▶ [SET TASK] Work out how many lines hold "Applied". Give the number and nothing else.

[Records contained in a dataset]
-- start --
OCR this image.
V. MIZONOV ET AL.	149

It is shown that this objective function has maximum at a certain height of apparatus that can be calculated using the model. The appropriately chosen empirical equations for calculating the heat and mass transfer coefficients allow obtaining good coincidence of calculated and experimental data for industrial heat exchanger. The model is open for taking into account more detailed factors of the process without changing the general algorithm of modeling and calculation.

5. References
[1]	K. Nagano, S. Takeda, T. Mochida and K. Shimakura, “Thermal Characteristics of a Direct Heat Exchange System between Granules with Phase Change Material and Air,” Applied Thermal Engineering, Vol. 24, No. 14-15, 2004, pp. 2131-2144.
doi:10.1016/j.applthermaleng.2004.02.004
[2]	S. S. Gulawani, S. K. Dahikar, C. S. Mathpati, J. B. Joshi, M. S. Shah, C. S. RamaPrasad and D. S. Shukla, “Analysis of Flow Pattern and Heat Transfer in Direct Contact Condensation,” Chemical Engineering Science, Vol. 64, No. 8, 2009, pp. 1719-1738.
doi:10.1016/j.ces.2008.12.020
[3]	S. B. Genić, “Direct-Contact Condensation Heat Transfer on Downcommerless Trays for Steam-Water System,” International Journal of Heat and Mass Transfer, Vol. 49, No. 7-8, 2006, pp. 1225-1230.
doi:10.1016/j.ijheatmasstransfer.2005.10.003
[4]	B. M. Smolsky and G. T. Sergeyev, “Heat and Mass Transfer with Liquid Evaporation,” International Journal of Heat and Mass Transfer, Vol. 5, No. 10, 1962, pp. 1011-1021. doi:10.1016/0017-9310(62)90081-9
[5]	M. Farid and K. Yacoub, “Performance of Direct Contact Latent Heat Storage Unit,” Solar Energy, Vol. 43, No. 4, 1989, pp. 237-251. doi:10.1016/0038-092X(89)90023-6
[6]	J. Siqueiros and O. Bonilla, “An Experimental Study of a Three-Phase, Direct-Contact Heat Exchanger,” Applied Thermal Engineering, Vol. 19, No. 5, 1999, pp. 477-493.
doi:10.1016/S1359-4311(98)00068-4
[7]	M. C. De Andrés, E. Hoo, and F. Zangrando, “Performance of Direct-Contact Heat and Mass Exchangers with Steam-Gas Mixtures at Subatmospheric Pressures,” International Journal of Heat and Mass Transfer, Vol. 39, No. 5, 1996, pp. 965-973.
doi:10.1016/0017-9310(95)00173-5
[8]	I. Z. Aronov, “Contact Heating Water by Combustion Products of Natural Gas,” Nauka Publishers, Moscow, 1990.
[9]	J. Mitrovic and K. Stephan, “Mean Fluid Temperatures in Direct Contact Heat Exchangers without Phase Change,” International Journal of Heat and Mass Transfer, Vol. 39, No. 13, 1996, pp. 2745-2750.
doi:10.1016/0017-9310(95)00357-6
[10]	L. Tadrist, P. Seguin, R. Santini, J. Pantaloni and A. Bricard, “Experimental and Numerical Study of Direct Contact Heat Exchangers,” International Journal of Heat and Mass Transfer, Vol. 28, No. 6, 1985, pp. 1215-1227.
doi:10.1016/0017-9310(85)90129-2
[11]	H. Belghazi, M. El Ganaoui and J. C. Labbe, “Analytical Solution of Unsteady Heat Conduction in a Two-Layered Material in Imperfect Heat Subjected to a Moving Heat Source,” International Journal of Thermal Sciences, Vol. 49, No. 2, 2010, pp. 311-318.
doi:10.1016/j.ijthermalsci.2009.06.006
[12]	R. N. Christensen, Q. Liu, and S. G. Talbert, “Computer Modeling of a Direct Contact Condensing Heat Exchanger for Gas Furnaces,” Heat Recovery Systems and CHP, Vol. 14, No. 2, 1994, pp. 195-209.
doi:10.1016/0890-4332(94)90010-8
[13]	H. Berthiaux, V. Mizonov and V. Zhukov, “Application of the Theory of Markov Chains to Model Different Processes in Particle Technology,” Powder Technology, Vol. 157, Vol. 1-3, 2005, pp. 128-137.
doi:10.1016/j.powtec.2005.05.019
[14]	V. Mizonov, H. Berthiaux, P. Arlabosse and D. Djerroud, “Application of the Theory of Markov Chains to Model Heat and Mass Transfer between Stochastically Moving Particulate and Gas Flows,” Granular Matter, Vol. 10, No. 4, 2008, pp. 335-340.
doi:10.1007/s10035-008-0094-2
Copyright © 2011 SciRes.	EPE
-- end --
▶ [WRITTEN RESPONSE] 2